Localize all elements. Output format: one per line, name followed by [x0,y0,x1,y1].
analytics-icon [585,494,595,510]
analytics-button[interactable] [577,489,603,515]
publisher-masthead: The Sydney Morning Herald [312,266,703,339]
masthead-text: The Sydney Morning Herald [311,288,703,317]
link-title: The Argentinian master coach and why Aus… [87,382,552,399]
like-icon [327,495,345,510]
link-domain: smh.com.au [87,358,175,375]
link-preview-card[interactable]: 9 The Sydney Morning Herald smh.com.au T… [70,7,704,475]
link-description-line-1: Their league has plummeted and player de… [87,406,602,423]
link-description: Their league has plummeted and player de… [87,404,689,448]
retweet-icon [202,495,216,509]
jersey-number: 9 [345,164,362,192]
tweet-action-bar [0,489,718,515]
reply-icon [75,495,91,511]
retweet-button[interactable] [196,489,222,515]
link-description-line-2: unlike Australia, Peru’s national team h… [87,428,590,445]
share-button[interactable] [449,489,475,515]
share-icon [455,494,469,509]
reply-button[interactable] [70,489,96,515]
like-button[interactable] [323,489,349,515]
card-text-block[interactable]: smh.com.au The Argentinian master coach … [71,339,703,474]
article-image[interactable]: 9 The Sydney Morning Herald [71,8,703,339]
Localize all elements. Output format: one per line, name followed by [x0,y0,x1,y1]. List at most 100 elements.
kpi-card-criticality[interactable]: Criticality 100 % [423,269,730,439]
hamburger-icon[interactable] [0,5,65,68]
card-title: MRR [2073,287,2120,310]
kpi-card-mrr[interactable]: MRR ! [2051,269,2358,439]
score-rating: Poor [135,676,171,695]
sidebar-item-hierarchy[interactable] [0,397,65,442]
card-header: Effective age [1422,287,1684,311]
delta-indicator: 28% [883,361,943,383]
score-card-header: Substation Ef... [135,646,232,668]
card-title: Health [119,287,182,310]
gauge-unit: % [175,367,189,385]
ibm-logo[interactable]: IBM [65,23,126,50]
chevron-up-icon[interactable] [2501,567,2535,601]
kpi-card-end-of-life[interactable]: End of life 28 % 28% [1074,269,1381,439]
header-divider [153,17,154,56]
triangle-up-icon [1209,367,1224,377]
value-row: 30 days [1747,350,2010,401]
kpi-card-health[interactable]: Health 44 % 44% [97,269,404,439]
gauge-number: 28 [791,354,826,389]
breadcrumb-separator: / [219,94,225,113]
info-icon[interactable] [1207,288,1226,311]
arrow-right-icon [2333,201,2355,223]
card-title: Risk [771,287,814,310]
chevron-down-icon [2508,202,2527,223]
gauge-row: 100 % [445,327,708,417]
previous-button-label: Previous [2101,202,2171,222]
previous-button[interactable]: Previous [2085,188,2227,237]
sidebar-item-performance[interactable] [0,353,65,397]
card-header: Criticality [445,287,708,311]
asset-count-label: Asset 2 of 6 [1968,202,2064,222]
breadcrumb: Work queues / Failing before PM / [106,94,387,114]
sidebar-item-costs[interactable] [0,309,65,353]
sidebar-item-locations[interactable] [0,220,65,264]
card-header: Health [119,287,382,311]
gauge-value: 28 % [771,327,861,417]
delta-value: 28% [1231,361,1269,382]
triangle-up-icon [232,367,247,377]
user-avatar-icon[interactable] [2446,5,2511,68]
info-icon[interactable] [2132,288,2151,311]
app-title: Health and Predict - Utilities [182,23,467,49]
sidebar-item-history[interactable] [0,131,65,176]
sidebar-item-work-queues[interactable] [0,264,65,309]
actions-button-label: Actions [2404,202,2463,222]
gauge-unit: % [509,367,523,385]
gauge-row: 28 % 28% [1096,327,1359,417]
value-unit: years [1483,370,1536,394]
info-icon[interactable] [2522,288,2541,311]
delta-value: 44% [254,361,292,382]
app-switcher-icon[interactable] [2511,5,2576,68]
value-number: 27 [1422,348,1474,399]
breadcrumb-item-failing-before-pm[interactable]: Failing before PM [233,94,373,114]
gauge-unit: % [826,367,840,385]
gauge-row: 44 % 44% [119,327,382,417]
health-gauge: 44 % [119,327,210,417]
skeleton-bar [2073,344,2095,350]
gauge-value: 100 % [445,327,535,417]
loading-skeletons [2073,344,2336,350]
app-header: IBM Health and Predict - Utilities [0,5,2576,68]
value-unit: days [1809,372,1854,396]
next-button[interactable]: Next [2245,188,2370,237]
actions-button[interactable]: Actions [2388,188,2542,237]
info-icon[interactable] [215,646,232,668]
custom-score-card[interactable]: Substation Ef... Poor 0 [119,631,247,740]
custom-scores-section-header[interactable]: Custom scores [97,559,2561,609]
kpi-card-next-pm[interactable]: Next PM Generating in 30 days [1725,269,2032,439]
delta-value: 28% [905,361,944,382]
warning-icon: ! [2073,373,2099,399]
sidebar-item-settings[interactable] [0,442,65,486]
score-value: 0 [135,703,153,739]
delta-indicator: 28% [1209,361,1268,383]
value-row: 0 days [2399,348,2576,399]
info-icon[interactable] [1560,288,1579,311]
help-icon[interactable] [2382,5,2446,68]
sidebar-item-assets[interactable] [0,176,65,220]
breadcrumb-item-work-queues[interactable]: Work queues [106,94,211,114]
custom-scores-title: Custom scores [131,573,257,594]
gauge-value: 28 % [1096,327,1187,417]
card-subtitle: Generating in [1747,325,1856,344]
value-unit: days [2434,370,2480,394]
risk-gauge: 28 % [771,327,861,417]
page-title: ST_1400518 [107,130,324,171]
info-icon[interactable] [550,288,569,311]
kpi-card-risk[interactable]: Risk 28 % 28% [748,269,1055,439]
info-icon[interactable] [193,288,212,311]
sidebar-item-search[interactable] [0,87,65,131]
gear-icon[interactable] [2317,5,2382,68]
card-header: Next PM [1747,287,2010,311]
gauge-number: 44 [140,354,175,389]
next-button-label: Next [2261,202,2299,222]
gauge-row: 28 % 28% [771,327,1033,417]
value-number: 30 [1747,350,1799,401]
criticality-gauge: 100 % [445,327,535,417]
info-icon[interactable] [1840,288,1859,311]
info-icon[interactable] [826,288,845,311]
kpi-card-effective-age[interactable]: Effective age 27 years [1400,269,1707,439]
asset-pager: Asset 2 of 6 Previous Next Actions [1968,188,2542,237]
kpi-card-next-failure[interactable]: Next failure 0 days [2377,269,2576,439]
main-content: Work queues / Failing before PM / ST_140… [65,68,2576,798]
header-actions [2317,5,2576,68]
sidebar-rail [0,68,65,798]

※ ※ ※

* _Exercise instructions_:
Reproduce the rows from the start of the records through the line containing "card-text-block[interactable]: smh.com.au The", including both ends, exactly as they appear.

* _Reply_:
Localize all elements. Output format: one per line, name followed by [x0,y0,x1,y1].
analytics-icon [585,494,595,510]
analytics-button[interactable] [577,489,603,515]
publisher-masthead: The Sydney Morning Herald [312,266,703,339]
masthead-text: The Sydney Morning Herald [311,288,703,317]
link-title: The Argentinian master coach and why Aus… [87,382,552,399]
like-icon [327,495,345,510]
link-domain: smh.com.au [87,358,175,375]
link-preview-card[interactable]: 9 The Sydney Morning Herald smh.com.au T… [70,7,704,475]
link-description-line-1: Their league has plummeted and player de… [87,406,602,423]
link-description: Their league has plummeted and player de… [87,404,689,448]
retweet-icon [202,495,216,509]
jersey-number: 9 [345,164,362,192]
tweet-action-bar [0,489,718,515]
reply-icon [75,495,91,511]
retweet-button[interactable] [196,489,222,515]
link-description-line-2: unlike Australia, Peru’s national team h… [87,428,590,445]
share-button[interactable] [449,489,475,515]
share-icon [455,494,469,509]
reply-button[interactable] [70,489,96,515]
like-button[interactable] [323,489,349,515]
card-text-block[interactable]: smh.com.au The Argentinian master coach … [71,339,703,474]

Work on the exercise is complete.